**YOUR INSTRUCTIONS**.
Return every line of the records below verbatim, with no pictures in the copy.

**RECORDS PROVIDED**.
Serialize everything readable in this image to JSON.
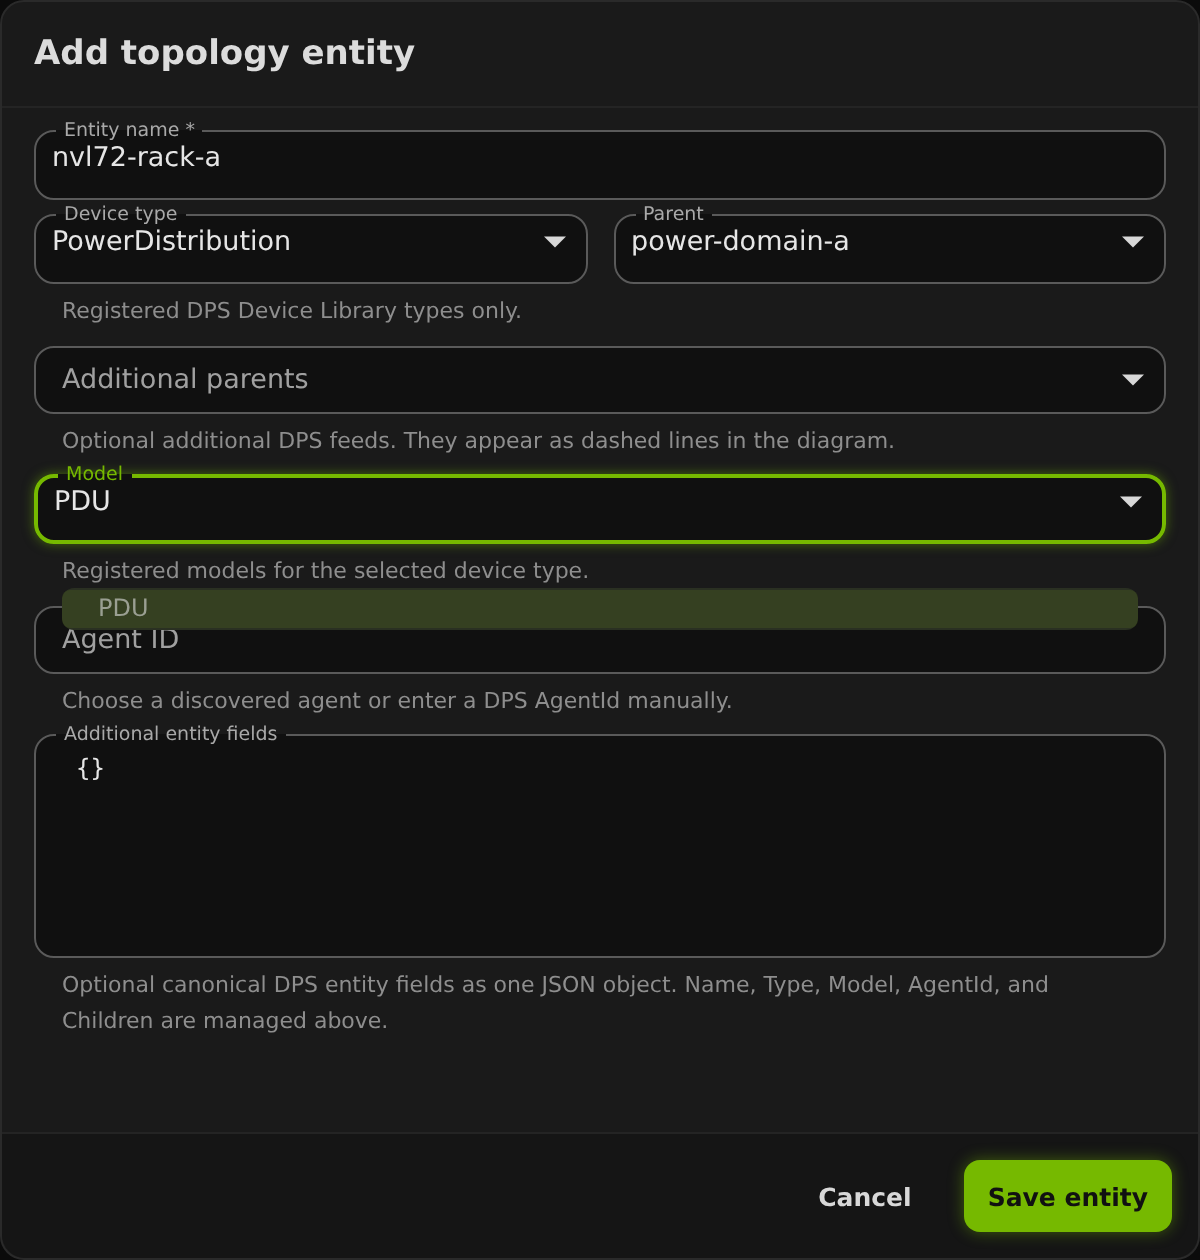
{
  "dialog": {
    "title": "Add topology entity"
  },
  "rows": [
    {
      "fields": [
        {
          "kind": "text",
          "label": "Entity name *",
          "value": "nvl72-rack-a",
          "focused": false
        }
      ]
    },
    {
      "fields": [
        {
          "kind": "select",
          "label": "Device type",
          "value": "PowerDistribution",
          "focused": false
        },
        {
          "kind": "select",
          "label": "Parent",
          "value": "power-domain-a",
          "focused": false
        }
      ],
      "helper": "Registered DPS Device Library types only."
    },
    {
      "fields": [
        {
          "kind": "select",
          "placeholder": "Additional parents",
          "focused": false
        }
      ],
      "helper": "Optional additional DPS feeds. They appear as dashed lines in the diagram."
    },
    {
      "fields": [
        {
          "kind": "select",
          "label": "Model",
          "value": "PDU",
          "focused": true,
          "menu": [
            {
              "label": "PDU",
              "selected": true
            }
          ]
        }
      ],
      "helper": "Registered models for the selected device type."
    },
    {
      "fields": [
        {
          "kind": "text",
          "placeholder": "Agent ID",
          "focused": false
        }
      ],
      "helper": "Choose a discovered agent or enter a DPS AgentId manually."
    },
    {
      "fields": [
        {
          "kind": "textarea",
          "label": "Additional entity fields",
          "value": "{}",
          "focused": false
        }
      ],
      "helper": "Optional canonical DPS entity fields as one JSON object. Name, Type, Model, AgentId, and Children are managed above."
    }
  ],
  "buttons": [
    {
      "kind": "text",
      "label": "Cancel"
    },
    {
      "kind": "primary",
      "label": "Save entity"
    }
  ]
}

**IN RESPONSE**.
Serialize everything readable in this image to JSON.
{
  "dialog": {
    "title": "Add topology entity"
  },
  "rows": [
    {
      "fields": [
        {
          "kind": "text",
          "label": "Entity name *",
          "value": "nvl72-rack-a",
          "focused": false
        }
      ]
    },
    {
      "fields": [
        {
          "kind": "select",
          "label": "Device type",
          "value": "PowerDistribution",
          "focused": false
        },
        {
          "kind": "select",
          "label": "Parent",
          "value": "power-domain-a",
          "focused": false
        }
      ],
      "helper": "Registered DPS Device Library types only."
    },
    {
      "fields": [
        {
          "kind": "select",
          "placeholder": "Additional parents",
          "focused": false
        }
      ],
      "helper": "Optional additional DPS feeds. They appear as dashed lines in the diagram."
    },
    {
      "fields": [
        {
          "kind": "select",
          "label": "Model",
          "value": "PDU",
          "focused": true,
          "menu": [
            {
              "label": "PDU",
              "selected": true
            }
          ]
        }
      ],
      "helper": "Registered models for the selected device type."
    },
    {
      "fields": [
        {
          "kind": "text",
          "placeholder": "Agent ID",
          "focused": false
        }
      ],
      "helper": "Choose a discovered agent or enter a DPS AgentId manually."
    },
    {
      "fields": [
        {
          "kind": "textarea",
          "label": "Additional entity fields",
          "value": "{}",
          "focused": false
        }
      ],
      "helper": "Optional canonical DPS entity fields as one JSON object. Name, Type, Model, AgentId, and Children are managed above."
    }
  ],
  "buttons": [
    {
      "kind": "text",
      "label": "Cancel"
    },
    {
      "kind": "primary",
      "label": "Save entity"
    }
  ]
}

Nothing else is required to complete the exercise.